**SHORT TASK**
Say how many lines contain "surface"; the answer is the number alone.

━━━ DATA LISTING

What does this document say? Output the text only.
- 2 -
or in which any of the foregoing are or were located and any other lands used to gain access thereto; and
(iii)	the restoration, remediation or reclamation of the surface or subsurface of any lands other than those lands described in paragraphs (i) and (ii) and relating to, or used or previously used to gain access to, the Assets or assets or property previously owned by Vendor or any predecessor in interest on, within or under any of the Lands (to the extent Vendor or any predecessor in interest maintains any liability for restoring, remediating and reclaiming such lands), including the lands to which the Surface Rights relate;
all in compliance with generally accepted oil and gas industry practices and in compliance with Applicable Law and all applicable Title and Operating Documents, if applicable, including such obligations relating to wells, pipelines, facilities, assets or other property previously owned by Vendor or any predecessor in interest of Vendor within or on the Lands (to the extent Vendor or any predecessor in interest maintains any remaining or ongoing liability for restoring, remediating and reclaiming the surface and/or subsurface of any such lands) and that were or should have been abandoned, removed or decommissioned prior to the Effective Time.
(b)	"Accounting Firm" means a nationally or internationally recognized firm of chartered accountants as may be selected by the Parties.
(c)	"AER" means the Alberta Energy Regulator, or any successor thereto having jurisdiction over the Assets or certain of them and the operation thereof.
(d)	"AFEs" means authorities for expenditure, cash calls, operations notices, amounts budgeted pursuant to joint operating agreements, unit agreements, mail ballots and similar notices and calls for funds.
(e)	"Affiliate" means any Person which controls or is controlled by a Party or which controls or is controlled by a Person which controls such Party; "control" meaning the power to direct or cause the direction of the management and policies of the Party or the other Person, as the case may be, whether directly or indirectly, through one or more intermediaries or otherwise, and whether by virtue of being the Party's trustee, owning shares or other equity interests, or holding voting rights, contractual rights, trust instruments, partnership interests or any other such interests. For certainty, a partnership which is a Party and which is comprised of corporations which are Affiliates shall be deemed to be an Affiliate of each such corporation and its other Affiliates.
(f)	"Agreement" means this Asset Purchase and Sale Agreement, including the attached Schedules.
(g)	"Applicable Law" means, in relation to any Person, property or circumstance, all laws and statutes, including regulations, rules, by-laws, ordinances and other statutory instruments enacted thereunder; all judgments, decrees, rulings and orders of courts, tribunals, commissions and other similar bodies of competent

━━━━━━
━━━ DATA LISTING

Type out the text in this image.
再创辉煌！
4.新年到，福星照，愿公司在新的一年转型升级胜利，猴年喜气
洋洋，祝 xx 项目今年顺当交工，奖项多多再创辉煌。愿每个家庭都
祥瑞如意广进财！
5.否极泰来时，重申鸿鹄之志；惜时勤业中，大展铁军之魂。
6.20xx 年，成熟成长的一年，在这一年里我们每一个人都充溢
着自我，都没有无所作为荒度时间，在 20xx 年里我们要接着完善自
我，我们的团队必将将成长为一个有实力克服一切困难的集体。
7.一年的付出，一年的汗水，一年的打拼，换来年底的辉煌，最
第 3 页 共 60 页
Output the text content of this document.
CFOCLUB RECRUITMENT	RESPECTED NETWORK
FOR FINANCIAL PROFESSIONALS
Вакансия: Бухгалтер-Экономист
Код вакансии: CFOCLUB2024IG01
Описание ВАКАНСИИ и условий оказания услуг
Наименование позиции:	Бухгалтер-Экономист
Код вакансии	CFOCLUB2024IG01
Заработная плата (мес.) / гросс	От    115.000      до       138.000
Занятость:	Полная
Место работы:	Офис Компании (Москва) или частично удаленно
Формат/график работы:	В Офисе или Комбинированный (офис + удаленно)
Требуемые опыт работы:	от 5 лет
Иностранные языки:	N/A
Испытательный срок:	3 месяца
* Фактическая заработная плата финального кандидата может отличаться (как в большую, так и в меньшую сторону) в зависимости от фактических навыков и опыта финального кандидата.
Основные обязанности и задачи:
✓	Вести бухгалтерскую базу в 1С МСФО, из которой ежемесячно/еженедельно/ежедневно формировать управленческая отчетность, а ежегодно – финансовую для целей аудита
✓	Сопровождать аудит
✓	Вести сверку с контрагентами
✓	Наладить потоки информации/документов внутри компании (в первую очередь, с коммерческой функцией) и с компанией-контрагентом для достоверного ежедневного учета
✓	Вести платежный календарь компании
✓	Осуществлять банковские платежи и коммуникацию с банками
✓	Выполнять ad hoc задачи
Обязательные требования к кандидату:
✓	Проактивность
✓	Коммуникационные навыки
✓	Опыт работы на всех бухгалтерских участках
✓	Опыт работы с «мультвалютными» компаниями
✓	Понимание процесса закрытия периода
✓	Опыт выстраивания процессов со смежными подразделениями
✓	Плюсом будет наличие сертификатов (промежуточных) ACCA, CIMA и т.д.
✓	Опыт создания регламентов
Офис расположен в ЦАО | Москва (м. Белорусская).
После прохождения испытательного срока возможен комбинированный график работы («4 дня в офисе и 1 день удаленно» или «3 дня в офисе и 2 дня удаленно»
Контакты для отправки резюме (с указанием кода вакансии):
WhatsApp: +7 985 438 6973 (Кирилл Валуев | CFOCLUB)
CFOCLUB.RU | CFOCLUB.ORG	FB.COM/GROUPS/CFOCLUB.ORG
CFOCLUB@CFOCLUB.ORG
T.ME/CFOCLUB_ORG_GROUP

━━━━━━
━━━ DATA LISTING

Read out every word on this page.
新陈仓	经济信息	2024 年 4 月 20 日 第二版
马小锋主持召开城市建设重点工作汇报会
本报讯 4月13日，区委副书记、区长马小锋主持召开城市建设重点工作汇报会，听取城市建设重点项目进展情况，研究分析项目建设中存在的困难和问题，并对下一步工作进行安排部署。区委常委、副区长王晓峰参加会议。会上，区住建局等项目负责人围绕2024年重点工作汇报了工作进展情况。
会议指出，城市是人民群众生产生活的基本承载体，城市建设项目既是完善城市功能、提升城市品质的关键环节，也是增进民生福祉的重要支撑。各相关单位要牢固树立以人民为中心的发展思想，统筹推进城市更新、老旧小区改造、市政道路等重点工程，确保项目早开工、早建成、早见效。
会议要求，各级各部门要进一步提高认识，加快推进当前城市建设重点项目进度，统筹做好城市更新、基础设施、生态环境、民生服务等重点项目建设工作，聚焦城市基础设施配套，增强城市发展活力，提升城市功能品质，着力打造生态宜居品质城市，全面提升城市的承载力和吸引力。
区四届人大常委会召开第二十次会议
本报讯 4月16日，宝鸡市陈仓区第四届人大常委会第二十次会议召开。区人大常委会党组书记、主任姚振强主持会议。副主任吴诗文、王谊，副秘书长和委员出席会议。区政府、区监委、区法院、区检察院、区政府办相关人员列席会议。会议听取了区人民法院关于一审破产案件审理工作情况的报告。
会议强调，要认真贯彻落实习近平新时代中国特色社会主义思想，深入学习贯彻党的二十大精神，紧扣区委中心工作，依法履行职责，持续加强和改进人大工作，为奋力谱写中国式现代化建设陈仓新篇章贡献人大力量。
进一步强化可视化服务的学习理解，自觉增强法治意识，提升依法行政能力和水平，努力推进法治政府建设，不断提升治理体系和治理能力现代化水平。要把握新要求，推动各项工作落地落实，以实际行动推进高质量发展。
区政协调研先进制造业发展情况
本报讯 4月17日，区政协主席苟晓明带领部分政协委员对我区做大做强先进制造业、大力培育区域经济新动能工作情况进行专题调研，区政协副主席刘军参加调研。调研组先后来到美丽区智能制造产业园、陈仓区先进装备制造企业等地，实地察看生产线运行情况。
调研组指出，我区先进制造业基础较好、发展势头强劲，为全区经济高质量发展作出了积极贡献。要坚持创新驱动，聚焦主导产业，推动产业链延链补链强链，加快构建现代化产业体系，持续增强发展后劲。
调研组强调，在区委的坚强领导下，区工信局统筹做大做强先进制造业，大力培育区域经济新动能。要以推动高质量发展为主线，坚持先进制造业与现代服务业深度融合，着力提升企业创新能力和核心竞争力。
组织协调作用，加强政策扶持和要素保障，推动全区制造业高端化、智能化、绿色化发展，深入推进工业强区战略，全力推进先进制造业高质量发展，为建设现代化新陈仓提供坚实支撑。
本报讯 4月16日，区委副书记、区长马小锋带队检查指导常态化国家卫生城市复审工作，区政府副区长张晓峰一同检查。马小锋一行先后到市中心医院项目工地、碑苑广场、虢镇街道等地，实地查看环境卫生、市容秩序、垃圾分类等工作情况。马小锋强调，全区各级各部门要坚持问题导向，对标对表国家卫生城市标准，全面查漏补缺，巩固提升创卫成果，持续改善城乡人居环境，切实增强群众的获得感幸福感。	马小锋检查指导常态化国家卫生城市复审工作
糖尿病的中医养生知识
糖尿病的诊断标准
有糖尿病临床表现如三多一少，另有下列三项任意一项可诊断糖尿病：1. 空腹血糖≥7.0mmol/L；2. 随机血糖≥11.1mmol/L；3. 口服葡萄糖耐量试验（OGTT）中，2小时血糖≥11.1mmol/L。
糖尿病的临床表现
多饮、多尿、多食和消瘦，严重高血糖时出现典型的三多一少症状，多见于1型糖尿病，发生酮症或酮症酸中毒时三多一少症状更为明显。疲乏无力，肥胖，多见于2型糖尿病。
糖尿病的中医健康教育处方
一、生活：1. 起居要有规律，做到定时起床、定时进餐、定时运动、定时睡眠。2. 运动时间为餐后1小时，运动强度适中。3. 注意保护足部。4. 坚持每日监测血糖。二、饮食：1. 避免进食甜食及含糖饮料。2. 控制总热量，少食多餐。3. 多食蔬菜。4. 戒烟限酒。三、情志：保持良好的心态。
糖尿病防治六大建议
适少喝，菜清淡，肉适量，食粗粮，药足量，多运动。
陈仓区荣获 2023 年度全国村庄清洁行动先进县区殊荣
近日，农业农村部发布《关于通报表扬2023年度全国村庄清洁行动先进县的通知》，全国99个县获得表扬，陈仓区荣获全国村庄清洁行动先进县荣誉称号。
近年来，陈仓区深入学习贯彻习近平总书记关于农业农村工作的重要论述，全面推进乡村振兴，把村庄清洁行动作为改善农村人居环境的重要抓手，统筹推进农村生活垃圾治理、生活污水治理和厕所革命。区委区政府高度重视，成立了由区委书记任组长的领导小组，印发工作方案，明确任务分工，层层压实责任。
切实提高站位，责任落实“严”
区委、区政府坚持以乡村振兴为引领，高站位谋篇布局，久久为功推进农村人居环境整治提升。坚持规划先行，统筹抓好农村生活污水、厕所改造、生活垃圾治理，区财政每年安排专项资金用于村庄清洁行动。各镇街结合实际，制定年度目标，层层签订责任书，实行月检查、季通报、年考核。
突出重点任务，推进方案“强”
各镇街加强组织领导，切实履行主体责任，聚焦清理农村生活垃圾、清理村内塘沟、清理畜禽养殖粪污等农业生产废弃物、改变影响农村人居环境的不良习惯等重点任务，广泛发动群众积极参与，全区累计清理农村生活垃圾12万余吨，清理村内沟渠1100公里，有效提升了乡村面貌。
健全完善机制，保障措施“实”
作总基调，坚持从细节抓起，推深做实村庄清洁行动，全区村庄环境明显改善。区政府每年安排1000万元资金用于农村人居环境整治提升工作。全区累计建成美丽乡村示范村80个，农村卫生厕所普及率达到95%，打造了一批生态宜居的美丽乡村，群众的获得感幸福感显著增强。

━━━━━━

**FINISHED TASK**
2